--- START Record list ---

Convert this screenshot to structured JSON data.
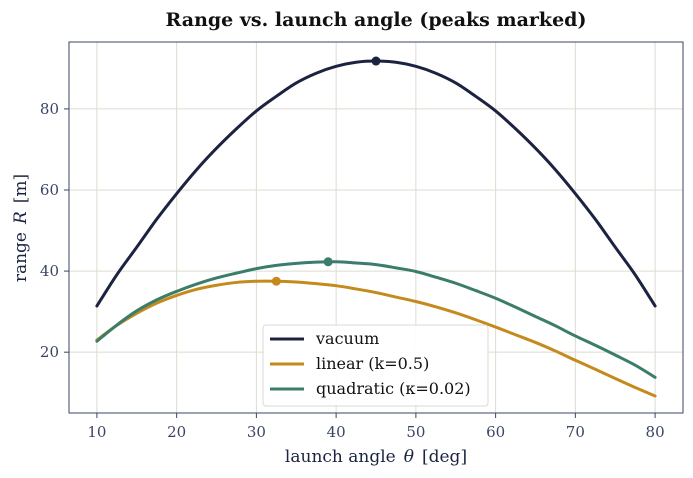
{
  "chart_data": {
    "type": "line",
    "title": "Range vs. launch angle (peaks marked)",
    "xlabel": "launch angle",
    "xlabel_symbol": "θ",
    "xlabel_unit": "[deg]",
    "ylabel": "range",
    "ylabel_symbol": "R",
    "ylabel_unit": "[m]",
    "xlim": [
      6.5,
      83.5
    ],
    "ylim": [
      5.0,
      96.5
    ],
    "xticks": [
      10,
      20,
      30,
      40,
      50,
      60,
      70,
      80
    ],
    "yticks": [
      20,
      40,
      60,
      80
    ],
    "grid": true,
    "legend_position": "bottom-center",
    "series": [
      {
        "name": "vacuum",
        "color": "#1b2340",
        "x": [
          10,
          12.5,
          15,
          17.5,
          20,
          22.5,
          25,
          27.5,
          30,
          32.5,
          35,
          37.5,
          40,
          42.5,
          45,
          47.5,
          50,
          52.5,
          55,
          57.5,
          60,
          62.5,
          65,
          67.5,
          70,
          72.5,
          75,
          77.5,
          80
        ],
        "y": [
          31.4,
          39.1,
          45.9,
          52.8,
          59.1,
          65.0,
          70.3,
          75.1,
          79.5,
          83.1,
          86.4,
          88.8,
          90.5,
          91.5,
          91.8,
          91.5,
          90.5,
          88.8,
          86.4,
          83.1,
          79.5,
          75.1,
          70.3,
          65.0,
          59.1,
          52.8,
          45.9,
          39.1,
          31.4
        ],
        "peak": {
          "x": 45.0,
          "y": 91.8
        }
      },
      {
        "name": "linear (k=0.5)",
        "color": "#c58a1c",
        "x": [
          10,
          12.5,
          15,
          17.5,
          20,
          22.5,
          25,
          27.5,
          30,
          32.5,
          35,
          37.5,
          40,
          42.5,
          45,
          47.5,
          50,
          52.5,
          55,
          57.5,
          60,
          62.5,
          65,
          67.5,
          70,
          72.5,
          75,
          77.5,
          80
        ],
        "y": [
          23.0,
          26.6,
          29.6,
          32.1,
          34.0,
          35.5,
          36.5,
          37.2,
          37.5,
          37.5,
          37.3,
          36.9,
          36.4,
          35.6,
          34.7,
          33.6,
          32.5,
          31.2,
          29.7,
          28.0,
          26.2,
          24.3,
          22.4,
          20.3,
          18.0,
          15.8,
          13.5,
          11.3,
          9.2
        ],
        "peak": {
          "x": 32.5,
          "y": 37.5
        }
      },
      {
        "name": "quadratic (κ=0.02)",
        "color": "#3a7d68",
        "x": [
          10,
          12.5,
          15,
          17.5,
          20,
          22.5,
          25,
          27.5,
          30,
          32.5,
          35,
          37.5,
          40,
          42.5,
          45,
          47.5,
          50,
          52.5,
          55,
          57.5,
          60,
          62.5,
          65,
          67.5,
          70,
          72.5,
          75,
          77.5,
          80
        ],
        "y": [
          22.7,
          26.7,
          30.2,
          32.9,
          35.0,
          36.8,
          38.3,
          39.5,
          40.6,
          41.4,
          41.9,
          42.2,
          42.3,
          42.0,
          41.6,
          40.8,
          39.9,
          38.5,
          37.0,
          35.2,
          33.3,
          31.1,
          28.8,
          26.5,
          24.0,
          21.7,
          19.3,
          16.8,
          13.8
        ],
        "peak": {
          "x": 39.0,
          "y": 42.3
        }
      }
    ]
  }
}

--- END Record list ---

__What is being asked__:
Extract from the material all lines containing the string "name".

__Reply to the exercise__:
        "name": "vacuum",
        "name": "linear (k=0.5)",
        "name": "quadratic (κ=0.02)",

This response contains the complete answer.